Copy out each line containing "title" from the entries below.

──────── Source data

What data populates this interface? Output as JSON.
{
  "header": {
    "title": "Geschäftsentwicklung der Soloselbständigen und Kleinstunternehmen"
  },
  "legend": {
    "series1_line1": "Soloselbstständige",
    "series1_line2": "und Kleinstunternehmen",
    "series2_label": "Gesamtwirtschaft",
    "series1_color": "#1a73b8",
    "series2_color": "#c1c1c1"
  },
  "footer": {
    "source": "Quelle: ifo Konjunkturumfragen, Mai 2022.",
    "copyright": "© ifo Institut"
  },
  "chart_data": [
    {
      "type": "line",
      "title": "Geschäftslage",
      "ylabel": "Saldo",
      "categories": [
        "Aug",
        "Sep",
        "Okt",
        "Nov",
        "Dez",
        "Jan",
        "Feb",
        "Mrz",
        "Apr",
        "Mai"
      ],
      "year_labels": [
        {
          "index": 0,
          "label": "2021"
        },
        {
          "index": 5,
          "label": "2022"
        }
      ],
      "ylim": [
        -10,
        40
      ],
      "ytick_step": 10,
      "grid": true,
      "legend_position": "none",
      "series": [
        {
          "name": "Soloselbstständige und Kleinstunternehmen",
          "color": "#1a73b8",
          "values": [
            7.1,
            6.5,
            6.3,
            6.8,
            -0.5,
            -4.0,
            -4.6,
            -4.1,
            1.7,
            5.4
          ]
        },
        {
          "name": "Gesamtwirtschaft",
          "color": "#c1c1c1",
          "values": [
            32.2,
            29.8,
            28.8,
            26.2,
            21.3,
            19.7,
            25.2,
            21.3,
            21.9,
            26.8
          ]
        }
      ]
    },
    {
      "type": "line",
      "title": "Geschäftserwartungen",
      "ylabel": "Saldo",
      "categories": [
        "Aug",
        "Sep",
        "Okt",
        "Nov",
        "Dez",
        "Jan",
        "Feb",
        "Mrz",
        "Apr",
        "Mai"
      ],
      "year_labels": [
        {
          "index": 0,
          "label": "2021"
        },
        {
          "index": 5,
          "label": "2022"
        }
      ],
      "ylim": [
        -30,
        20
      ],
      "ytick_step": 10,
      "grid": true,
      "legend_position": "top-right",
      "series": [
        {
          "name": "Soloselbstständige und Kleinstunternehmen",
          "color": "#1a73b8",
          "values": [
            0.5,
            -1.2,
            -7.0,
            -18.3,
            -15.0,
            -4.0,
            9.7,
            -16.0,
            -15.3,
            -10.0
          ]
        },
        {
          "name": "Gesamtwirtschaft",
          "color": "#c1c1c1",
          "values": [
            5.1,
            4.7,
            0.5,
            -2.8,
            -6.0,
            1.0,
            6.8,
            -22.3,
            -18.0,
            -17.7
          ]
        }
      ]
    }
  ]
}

────────────────

### Solution below
    "title": "Geschäftsentwicklung der Soloselbständigen und Kleinstunternehmen"
      "title": "Geschäftslage",
      "title": "Geschäftserwartungen",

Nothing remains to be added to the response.